>>>
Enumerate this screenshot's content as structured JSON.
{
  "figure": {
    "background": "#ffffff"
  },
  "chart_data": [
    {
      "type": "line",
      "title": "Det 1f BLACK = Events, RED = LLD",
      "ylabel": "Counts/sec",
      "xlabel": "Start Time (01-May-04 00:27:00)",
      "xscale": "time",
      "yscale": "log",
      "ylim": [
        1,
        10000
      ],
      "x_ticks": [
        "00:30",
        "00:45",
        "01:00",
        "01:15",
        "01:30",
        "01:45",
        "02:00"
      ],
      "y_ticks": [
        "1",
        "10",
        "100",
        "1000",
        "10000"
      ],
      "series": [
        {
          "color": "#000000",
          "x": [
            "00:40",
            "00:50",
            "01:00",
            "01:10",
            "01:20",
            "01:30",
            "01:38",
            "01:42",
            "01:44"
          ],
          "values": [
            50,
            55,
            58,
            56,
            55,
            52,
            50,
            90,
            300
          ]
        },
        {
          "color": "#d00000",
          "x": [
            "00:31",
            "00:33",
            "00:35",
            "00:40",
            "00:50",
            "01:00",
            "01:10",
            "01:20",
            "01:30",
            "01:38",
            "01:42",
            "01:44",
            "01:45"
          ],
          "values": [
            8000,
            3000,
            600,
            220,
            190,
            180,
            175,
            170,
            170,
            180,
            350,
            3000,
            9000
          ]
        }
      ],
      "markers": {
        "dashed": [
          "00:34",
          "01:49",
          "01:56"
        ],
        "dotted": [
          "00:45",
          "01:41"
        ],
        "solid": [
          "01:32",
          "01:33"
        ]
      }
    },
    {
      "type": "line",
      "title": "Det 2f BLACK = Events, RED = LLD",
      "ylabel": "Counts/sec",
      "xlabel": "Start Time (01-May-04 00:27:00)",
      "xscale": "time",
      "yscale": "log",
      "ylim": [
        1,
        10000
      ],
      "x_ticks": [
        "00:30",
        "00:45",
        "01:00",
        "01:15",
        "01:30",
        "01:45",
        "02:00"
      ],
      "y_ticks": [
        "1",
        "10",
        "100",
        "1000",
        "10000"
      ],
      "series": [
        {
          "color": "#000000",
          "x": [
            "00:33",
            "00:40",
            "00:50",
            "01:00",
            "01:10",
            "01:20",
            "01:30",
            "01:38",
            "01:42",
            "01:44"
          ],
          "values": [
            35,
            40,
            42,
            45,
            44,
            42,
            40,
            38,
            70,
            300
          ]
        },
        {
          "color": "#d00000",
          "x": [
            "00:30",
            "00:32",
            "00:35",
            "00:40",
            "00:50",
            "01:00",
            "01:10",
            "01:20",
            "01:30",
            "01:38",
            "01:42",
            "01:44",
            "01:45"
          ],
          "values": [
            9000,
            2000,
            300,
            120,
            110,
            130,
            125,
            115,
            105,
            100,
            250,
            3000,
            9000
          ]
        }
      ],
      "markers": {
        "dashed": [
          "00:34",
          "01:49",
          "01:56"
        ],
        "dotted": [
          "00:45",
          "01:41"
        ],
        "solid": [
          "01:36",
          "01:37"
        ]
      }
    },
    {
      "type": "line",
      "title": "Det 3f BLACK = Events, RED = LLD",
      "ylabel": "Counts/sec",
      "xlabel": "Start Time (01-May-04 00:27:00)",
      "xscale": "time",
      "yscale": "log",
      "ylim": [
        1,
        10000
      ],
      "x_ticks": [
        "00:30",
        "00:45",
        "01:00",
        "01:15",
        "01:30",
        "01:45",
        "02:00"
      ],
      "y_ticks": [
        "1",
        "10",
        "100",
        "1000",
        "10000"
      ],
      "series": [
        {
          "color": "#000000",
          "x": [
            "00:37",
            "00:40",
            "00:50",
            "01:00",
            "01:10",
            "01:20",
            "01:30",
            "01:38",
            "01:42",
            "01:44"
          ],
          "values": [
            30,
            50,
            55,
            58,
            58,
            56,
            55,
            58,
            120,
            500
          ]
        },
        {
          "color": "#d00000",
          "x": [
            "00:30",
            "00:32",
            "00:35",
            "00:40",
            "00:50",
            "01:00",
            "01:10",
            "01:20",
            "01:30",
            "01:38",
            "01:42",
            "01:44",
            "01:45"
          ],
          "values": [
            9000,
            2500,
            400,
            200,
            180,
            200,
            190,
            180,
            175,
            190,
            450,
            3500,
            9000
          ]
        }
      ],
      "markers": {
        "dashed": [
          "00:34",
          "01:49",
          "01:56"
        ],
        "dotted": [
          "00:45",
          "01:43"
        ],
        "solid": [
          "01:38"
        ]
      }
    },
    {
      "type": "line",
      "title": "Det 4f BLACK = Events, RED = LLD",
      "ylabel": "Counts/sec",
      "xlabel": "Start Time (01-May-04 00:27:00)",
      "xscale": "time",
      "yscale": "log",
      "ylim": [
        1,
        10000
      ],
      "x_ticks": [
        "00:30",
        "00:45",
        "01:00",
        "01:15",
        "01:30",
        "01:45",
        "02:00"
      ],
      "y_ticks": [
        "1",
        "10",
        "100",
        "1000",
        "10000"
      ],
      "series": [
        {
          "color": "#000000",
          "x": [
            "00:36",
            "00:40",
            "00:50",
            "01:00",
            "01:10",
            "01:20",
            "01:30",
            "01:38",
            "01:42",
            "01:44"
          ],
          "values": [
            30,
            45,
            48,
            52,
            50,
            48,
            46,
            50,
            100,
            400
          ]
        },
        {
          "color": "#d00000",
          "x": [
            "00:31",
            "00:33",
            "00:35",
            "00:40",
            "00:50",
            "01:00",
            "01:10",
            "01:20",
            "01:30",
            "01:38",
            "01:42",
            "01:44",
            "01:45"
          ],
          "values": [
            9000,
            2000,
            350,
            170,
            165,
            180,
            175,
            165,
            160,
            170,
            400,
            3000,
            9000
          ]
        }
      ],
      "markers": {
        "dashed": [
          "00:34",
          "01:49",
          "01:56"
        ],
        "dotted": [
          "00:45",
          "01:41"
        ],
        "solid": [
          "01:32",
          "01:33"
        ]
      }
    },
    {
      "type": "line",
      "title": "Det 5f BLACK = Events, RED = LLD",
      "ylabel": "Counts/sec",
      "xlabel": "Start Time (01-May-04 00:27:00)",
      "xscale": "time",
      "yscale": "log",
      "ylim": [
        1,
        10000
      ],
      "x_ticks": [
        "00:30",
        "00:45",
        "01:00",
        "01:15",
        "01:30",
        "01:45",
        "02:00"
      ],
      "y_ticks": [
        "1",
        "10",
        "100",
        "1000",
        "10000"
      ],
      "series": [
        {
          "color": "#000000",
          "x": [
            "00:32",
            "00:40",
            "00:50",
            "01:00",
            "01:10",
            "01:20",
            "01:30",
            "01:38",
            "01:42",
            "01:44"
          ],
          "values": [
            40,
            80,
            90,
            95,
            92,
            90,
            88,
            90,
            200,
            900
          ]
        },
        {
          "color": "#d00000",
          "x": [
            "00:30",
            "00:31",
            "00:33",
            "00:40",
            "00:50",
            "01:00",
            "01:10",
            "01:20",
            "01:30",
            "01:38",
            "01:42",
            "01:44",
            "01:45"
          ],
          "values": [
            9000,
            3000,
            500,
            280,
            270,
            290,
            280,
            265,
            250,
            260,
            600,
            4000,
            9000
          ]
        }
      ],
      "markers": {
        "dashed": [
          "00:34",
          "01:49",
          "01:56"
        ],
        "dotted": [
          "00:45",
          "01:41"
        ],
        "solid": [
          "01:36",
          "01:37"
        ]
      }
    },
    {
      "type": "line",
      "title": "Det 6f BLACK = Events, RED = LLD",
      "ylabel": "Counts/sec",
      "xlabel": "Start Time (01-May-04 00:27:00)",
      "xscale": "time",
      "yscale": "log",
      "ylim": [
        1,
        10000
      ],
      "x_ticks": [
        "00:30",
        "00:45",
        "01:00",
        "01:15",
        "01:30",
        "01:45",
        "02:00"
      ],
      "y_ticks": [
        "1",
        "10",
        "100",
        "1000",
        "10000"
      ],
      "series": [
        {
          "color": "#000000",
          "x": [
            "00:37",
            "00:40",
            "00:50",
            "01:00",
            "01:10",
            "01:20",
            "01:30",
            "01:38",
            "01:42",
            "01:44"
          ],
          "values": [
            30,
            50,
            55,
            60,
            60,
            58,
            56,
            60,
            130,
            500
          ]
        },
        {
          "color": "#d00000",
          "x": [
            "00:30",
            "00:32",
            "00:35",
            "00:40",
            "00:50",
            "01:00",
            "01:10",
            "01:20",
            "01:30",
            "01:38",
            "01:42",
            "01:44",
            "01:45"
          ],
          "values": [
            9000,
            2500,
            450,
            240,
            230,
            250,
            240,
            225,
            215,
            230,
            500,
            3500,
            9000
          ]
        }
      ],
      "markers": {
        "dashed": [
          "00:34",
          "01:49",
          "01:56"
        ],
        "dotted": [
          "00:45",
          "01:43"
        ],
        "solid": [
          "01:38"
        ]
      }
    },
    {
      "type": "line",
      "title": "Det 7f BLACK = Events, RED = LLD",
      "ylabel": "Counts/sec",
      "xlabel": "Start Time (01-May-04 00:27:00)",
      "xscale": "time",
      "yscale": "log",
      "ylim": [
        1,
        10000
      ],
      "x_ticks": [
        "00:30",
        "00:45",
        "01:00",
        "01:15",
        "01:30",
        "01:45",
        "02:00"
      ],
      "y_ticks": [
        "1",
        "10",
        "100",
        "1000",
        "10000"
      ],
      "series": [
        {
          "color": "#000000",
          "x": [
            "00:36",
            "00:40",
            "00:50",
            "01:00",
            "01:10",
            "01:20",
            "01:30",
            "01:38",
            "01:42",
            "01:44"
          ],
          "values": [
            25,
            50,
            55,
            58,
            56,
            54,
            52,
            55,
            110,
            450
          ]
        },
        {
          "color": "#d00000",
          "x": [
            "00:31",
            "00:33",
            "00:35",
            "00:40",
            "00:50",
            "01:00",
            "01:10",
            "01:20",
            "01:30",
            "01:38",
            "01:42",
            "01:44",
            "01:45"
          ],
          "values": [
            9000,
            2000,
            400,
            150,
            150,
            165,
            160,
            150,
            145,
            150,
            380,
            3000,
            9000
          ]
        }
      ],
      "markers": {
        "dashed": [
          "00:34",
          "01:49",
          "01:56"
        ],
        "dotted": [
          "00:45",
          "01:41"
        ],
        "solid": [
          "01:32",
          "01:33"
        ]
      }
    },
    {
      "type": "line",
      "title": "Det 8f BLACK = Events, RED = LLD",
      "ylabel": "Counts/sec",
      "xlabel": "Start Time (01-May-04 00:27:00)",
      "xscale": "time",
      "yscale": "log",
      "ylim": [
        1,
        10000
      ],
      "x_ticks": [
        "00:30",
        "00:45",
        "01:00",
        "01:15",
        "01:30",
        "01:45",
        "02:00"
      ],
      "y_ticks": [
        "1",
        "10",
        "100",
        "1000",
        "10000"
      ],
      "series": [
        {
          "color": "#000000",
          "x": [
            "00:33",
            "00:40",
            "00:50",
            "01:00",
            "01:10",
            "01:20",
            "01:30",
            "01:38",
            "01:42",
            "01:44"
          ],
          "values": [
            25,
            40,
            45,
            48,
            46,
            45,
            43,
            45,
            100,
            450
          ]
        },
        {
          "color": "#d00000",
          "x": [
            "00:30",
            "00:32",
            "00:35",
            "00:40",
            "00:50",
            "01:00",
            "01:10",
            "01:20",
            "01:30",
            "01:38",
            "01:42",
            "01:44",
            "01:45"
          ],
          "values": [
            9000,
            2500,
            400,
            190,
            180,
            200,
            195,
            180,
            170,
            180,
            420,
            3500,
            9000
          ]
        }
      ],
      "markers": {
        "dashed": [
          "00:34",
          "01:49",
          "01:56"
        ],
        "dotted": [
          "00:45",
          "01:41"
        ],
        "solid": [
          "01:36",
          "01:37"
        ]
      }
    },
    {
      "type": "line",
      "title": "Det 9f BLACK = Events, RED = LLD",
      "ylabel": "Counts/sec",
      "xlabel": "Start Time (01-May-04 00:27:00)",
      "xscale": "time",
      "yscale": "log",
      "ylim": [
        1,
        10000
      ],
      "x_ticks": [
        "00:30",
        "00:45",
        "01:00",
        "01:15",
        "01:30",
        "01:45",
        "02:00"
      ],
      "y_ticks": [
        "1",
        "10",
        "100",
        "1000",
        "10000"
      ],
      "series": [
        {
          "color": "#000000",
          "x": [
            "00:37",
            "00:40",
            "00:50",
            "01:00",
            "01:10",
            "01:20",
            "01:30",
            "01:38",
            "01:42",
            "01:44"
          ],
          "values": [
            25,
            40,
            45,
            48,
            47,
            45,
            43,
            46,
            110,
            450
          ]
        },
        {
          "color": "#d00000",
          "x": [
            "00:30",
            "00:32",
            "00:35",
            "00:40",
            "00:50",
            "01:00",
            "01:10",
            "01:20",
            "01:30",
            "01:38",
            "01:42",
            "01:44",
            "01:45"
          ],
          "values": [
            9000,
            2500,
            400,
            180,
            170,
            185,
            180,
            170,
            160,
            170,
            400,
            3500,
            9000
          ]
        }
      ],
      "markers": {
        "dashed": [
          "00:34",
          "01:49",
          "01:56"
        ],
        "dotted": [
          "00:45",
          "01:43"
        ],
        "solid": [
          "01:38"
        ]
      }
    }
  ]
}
<<<
◆ The problem:
Collect the lines that hold "Events".

◆ Answer for this exercise:
      "title": "Det 1f BLACK = Events, RED = LLD",
      "title": "Det 2f BLACK = Events, RED = LLD",
      "title": "Det 3f BLACK = Events, RED = LLD",
      "title": "Det 4f BLACK = Events, RED = LLD",
      "title": "Det 5f BLACK = Events, RED = LLD",
      "title": "Det 6f BLACK = Events, RED = LLD",
      "title": "Det 7f BLACK = Events, RED = LLD",
      "title": "Det 8f BLACK = Events, RED = LLD",
      "title": "Det 9f BLACK = Events, RED = LLD",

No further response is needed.